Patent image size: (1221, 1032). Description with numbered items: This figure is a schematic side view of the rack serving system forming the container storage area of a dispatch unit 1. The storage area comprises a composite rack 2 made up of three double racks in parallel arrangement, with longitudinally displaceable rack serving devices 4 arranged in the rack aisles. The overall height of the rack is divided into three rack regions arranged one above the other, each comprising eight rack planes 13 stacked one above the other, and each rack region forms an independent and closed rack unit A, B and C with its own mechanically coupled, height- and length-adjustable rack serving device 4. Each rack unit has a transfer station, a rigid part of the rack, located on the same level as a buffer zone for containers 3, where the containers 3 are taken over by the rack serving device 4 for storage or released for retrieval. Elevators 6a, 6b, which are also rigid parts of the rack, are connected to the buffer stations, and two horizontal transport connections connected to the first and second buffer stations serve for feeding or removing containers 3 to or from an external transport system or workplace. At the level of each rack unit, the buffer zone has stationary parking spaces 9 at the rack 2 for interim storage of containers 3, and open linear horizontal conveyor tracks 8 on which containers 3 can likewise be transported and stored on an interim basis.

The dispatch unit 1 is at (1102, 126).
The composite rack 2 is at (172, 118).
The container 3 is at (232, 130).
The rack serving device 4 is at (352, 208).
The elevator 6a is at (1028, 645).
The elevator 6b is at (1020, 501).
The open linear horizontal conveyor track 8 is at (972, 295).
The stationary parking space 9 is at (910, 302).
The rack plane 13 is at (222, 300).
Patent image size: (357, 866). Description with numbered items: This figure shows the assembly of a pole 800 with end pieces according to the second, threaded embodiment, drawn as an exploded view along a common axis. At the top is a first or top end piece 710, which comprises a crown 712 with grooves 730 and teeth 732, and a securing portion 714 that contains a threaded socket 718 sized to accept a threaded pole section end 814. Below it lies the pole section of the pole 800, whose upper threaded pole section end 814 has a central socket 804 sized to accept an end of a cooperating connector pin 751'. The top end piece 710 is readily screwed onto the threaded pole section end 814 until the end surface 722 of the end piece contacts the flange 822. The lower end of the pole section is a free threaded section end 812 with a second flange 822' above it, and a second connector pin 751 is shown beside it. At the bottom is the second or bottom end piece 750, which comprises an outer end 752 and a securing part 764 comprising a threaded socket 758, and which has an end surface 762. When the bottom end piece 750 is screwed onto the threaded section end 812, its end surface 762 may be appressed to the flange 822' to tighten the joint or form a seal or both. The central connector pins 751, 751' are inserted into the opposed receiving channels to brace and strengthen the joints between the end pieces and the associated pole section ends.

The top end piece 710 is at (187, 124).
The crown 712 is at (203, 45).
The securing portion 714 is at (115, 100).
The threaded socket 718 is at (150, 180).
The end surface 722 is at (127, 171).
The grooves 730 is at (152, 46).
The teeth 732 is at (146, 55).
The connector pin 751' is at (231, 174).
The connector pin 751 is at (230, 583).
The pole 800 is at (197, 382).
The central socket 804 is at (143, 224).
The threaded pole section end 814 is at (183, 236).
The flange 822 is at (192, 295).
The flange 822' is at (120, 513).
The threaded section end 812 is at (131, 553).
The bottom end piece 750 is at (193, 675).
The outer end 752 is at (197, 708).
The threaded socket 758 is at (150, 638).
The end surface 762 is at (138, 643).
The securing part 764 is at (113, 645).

● ● ●

• EXERCISE REQUIREMENTS
Rewrite all the lines above, putting "Drawing dimensions" in place of "Patent image size" wherever it occurs and changing nothing else.

• RESULT
Drawing dimensions: (1221, 1032). Description with numbered items: This figure is a schematic side view of the rack serving system forming the container storage area of a dispatch unit 1. The storage area comprises a composite rack 2 made up of three double racks in parallel arrangement, with longitudinally displaceable rack serving devices 4 arranged in the rack aisles. The overall height of the rack is divided into three rack regions arranged one above the other, each comprising eight rack planes 13 stacked one above the other, and each rack region forms an independent and closed rack unit A, B and C with its own mechanically coupled, height- and length-adjustable rack serving device 4. Each rack unit has a transfer station, a rigid part of the rack, located on the same level as a buffer zone for containers 3, where the containers 3 are taken over by the rack serving device 4 for storage or released for retrieval. Elevators 6a, 6b, which are also rigid parts of the rack, are connected to the buffer stations, and two horizontal transport connections connected to the first and second buffer stations serve for feeding or removing containers 3 to or from an external transport system or workplace. At the level of each rack unit, the buffer zone has stationary parking spaces 9 at the rack 2 for interim storage of containers 3, and open linear horizontal conveyor tracks 8 on which containers 3 can likewise be transported and stored on an interim basis.

The dispatch unit 1 is at (1102, 126).
The composite rack 2 is at (172, 118).
The container 3 is at (232, 130).
The rack serving device 4 is at (352, 208).
The elevator 6a is at (1028, 645).
The elevator 6b is at (1020, 501).
The open linear horizontal conveyor track 8 is at (972, 295).
The stationary parking space 9 is at (910, 302).
The rack plane 13 is at (222, 300).
Drawing dimensions: (357, 866). Description with numbered items: This figure shows the assembly of a pole 800 with end pieces according to the second, threaded embodiment, drawn as an exploded view along a common axis. At the top is a first or top end piece 710, which comprises a crown 712 with grooves 730 and teeth 732, and a securing portion 714 that contains a threaded socket 718 sized to accept a threaded pole section end 814. Below it lies the pole section of the pole 800, whose upper threaded pole section end 814 has a central socket 804 sized to accept an end of a cooperating connector pin 751'. The top end piece 710 is readily screwed onto the threaded pole section end 814 until the end surface 722 of the end piece contacts the flange 822. The lower end of the pole section is a free threaded section end 812 with a second flange 822' above it, and a second connector pin 751 is shown beside it. At the bottom is the second or bottom end piece 750, which comprises an outer end 752 and a securing part 764 comprising a threaded socket 758, and which has an end surface 762. When the bottom end piece 750 is screwed onto the threaded section end 812, its end surface 762 may be appressed to the flange 822' to tighten the joint or form a seal or both. The central connector pins 751, 751' are inserted into the opposed receiving channels to brace and strengthen the joints between the end pieces and the associated pole section ends.

The top end piece 710 is at (187, 124).
The crown 712 is at (203, 45).
The securing portion 714 is at (115, 100).
The threaded socket 718 is at (150, 180).
The end surface 722 is at (127, 171).
The grooves 730 is at (152, 46).
The teeth 732 is at (146, 55).
The connector pin 751' is at (231, 174).
The connector pin 751 is at (230, 583).
The pole 800 is at (197, 382).
The central socket 804 is at (143, 224).
The threaded pole section end 814 is at (183, 236).
The flange 822 is at (192, 295).
The flange 822' is at (120, 513).
The threaded section end 812 is at (131, 553).
The bottom end piece 750 is at (193, 675).
The outer end 752 is at (197, 708).
The threaded socket 758 is at (150, 638).
The end surface 762 is at (138, 643).
The securing part 764 is at (113, 645).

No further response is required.